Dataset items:

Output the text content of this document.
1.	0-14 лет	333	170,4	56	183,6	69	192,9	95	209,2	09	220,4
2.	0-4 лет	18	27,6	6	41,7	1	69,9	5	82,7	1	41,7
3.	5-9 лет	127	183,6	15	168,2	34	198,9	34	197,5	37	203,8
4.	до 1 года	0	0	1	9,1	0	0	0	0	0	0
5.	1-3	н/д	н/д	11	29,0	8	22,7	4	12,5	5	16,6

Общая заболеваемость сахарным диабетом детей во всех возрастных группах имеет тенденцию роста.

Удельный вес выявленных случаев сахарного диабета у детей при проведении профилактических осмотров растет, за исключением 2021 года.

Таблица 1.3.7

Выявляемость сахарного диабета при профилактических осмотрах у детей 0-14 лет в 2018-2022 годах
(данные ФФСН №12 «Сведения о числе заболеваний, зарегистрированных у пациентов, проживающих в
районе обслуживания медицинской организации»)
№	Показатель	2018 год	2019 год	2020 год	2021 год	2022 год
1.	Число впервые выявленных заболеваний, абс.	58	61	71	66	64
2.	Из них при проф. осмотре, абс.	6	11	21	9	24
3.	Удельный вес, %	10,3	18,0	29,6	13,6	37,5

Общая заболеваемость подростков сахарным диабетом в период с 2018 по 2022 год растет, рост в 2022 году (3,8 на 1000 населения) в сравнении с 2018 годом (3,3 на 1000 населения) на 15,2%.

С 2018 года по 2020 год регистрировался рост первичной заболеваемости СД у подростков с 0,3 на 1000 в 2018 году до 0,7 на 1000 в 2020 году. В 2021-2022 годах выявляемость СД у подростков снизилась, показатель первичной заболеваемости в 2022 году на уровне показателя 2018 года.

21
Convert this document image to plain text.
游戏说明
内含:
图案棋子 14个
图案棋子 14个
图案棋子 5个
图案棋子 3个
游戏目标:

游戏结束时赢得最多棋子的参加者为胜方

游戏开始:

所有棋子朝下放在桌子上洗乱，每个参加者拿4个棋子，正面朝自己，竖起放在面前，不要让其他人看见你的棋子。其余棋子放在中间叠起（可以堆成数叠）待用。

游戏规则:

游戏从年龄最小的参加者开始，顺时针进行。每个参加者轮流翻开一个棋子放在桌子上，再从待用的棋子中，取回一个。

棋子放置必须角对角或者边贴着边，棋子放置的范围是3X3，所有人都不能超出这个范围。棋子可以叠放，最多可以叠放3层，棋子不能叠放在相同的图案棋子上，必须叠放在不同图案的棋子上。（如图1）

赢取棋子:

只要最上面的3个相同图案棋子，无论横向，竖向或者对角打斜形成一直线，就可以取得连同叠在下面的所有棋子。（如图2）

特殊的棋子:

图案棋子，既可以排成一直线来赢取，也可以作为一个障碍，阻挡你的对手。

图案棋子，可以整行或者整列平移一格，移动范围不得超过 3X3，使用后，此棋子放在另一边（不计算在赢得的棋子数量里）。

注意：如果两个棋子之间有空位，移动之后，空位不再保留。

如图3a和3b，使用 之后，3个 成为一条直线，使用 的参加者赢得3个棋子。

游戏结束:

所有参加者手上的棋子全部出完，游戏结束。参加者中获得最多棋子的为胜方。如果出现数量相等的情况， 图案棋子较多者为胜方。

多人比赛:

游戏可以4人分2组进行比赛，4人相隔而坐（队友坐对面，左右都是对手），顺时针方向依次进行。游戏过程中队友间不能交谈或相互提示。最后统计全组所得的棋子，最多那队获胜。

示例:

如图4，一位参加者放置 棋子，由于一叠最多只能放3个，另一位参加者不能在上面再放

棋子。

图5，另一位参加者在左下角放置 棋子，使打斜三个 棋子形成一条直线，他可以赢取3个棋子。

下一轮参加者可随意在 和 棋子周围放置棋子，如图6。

What is being asked: Beginning at the line that holds "Convert this document image to plain text.", reproduce each line of the records above down to and including the last one.

Solved exercise:
Convert this document image to plain text.
游戏说明
内含:
图案棋子 14个
图案棋子 14个
图案棋子 5个
图案棋子 3个
游戏目标:

游戏结束时赢得最多棋子的参加者为胜方

游戏开始:

所有棋子朝下放在桌子上洗乱，每个参加者拿4个棋子，正面朝自己，竖起放在面前，不要让其他人看见你的棋子。其余棋子放在中间叠起（可以堆成数叠）待用。

游戏规则:

游戏从年龄最小的参加者开始，顺时针进行。每个参加者轮流翻开一个棋子放在桌子上，再从待用的棋子中，取回一个。

棋子放置必须角对角或者边贴着边，棋子放置的范围是3X3，所有人都不能超出这个范围。棋子可以叠放，最多可以叠放3层，棋子不能叠放在相同的图案棋子上，必须叠放在不同图案的棋子上。（如图1）

赢取棋子:

只要最上面的3个相同图案棋子，无论横向，竖向或者对角打斜形成一直线，就可以取得连同叠在下面的所有棋子。（如图2）

特殊的棋子:

图案棋子，既可以排成一直线来赢取，也可以作为一个障碍，阻挡你的对手。

图案棋子，可以整行或者整列平移一格，移动范围不得超过 3X3，使用后，此棋子放在另一边（不计算在赢得的棋子数量里）。

注意：如果两个棋子之间有空位，移动之后，空位不再保留。

如图3a和3b，使用 之后，3个 成为一条直线，使用 的参加者赢得3个棋子。

游戏结束:

所有参加者手上的棋子全部出完，游戏结束。参加者中获得最多棋子的为胜方。如果出现数量相等的情况， 图案棋子较多者为胜方。

多人比赛:

游戏可以4人分2组进行比赛，4人相隔而坐（队友坐对面，左右都是对手），顺时针方向依次进行。游戏过程中队友间不能交谈或相互提示。最后统计全组所得的棋子，最多那队获胜。

示例:

如图4，一位参加者放置 棋子，由于一叠最多只能放3个，另一位参加者不能在上面再放

棋子。

图5，另一位参加者在左下角放置 棋子，使打斜三个 棋子形成一条直线，他可以赢取3个棋子。

下一轮参加者可随意在 和 棋子周围放置棋子，如图6。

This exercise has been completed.